Find the line containing "Convert this screenshot". Retype it and every line after it through the end of the entries, exactly as written, with nothing added.

====== Records to use

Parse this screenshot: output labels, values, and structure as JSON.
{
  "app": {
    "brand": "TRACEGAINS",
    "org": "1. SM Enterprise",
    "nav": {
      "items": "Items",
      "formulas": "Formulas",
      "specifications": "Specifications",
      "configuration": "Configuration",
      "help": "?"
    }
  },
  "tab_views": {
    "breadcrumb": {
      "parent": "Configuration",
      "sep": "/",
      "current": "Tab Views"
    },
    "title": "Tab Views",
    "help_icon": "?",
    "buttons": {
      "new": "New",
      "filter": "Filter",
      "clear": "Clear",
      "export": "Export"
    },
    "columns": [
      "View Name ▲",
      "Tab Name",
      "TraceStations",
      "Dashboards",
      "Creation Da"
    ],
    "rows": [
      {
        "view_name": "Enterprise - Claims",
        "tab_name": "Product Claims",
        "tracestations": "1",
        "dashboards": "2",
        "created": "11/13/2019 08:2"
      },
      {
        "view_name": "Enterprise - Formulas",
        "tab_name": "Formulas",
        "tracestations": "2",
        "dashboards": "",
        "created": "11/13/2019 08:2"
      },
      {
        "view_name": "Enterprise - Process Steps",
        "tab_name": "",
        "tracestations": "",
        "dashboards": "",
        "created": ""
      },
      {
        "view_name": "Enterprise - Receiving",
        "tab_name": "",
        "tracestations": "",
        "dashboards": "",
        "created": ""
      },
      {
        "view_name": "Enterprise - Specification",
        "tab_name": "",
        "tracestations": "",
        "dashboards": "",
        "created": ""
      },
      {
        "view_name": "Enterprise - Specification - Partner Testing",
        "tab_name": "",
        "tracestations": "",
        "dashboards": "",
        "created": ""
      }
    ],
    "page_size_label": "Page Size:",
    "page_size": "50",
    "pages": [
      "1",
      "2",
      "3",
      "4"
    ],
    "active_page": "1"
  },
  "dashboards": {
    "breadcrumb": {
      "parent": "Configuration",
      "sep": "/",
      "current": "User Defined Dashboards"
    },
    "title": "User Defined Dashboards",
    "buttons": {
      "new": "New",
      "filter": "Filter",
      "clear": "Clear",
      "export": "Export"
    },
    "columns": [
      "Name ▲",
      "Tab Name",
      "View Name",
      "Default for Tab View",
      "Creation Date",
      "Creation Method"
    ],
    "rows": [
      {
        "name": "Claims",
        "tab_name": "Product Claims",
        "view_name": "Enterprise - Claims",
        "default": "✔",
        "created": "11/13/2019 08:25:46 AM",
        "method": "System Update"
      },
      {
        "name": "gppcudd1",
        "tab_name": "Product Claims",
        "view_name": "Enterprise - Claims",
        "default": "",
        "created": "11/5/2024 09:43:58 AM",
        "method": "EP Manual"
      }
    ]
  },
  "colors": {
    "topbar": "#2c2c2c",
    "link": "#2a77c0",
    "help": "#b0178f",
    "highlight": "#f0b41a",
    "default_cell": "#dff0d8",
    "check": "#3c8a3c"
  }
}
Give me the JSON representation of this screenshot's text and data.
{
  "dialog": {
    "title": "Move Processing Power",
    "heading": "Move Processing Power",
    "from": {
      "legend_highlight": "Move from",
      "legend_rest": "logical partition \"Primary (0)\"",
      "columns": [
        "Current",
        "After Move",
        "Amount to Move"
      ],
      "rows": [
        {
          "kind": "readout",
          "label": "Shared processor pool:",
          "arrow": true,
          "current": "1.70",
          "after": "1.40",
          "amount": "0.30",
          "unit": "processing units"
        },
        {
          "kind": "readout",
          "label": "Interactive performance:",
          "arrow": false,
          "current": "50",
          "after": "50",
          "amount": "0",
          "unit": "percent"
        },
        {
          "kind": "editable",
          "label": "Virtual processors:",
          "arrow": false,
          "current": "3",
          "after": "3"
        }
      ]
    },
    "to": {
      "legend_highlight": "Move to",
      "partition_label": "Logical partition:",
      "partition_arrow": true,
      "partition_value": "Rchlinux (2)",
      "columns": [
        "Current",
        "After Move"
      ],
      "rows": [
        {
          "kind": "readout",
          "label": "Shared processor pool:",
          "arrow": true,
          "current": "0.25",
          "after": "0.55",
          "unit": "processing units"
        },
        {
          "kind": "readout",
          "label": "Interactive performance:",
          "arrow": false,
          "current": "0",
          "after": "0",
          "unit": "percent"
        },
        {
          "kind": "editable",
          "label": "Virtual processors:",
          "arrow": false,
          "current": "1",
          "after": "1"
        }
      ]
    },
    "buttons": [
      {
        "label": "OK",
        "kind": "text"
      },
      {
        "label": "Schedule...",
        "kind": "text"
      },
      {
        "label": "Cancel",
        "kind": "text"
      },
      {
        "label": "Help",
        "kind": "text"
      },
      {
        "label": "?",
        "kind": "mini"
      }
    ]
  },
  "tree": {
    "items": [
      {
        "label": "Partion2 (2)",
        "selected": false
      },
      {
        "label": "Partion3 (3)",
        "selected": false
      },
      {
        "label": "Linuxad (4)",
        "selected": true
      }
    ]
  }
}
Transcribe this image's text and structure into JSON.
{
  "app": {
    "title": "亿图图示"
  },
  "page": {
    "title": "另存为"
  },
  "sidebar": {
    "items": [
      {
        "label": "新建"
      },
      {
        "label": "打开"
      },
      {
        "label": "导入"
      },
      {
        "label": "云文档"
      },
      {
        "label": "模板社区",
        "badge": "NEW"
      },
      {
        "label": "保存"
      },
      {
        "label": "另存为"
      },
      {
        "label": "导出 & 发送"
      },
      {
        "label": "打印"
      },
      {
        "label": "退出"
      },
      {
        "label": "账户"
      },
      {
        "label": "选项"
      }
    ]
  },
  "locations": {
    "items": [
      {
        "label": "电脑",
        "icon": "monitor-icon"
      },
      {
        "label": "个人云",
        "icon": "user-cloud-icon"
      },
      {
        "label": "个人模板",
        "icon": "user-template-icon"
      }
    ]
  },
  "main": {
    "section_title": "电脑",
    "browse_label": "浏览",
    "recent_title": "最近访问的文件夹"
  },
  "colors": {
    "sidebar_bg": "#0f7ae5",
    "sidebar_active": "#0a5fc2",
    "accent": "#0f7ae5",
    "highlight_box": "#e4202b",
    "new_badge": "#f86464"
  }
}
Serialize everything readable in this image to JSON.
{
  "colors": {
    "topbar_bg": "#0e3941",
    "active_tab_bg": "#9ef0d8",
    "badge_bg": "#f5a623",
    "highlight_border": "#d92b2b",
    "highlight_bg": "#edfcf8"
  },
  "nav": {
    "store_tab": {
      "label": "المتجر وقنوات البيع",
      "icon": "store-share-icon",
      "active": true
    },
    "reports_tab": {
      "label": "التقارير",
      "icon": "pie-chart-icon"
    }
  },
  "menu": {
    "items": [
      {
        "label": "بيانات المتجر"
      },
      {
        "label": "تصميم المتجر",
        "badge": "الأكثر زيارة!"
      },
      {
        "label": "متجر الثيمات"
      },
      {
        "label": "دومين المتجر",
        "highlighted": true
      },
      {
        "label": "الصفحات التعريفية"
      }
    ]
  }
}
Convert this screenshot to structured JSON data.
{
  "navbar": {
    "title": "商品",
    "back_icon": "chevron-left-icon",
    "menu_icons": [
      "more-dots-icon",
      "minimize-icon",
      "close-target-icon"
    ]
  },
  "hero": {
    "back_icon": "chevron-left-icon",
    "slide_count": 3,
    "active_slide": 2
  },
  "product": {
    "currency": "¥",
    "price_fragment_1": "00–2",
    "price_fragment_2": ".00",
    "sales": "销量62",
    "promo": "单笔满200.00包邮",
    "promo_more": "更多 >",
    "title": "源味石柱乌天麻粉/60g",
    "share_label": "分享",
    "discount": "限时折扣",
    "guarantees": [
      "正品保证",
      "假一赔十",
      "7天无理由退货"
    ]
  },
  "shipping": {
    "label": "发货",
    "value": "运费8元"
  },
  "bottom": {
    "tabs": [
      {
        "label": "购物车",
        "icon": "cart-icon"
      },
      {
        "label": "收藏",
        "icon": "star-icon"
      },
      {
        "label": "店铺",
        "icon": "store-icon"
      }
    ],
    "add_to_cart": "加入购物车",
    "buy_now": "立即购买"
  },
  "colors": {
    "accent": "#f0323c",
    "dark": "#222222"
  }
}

============

Task answer →
Convert this screenshot to structured JSON data.
{
  "navbar": {
    "title": "商品",
    "back_icon": "chevron-left-icon",
    "menu_icons": [
      "more-dots-icon",
      "minimize-icon",
      "close-target-icon"
    ]
  },
  "hero": {
    "back_icon": "chevron-left-icon",
    "slide_count": 3,
    "active_slide": 2
  },
  "product": {
    "currency": "¥",
    "price_fragment_1": "00–2",
    "price_fragment_2": ".00",
    "sales": "销量62",
    "promo": "单笔满200.00包邮",
    "promo_more": "更多 >",
    "title": "源味石柱乌天麻粉/60g",
    "share_label": "分享",
    "discount": "限时折扣",
    "guarantees": [
      "正品保证",
      "假一赔十",
      "7天无理由退货"
    ]
  },
  "shipping": {
    "label": "发货",
    "value": "运费8元"
  },
  "bottom": {
    "tabs": [
      {
        "label": "购物车",
        "icon": "cart-icon"
      },
      {
        "label": "收藏",
        "icon": "star-icon"
      },
      {
        "label": "店铺",
        "icon": "store-icon"
      }
    ],
    "add_to_cart": "加入购物车",
    "buy_now": "立即购买"
  },
  "colors": {
    "accent": "#f0323c",
    "dark": "#222222"
  }
}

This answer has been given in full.